Provided data |
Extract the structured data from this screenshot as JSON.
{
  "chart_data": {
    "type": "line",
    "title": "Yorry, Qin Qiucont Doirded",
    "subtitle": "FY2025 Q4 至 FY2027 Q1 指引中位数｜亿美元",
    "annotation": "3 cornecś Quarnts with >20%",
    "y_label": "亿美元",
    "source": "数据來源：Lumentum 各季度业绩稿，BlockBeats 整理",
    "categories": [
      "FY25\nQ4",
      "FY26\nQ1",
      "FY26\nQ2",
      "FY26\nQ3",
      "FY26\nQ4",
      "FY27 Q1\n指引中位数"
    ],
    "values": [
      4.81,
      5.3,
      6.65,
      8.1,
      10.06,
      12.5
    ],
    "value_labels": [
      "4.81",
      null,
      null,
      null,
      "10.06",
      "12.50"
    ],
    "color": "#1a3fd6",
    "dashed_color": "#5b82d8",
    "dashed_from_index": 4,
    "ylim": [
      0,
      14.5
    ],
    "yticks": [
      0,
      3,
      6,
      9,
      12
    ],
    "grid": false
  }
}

Exercise goal |
Your task is to retype all of the records exactly.

Solution to this problem |
Extract the structured data from this screenshot as JSON.
{
  "chart_data": {
    "type": "line",
    "title": "Yorry, Qin Qiucont Doirded",
    "subtitle": "FY2025 Q4 至 FY2027 Q1 指引中位数｜亿美元",
    "annotation": "3 cornecś Quarnts with >20%",
    "y_label": "亿美元",
    "source": "数据來源：Lumentum 各季度业绩稿，BlockBeats 整理",
    "categories": [
      "FY25\nQ4",
      "FY26\nQ1",
      "FY26\nQ2",
      "FY26\nQ3",
      "FY26\nQ4",
      "FY27 Q1\n指引中位数"
    ],
    "values": [
      4.81,
      5.3,
      6.65,
      8.1,
      10.06,
      12.5
    ],
    "value_labels": [
      "4.81",
      null,
      null,
      null,
      "10.06",
      "12.50"
    ],
    "color": "#1a3fd6",
    "dashed_color": "#5b82d8",
    "dashed_from_index": 4,
    "ylim": [
      0,
      14.5
    ],
    "yticks": [
      0,
      3,
      6,
      9,
      12
    ],
    "grid": false
  }
}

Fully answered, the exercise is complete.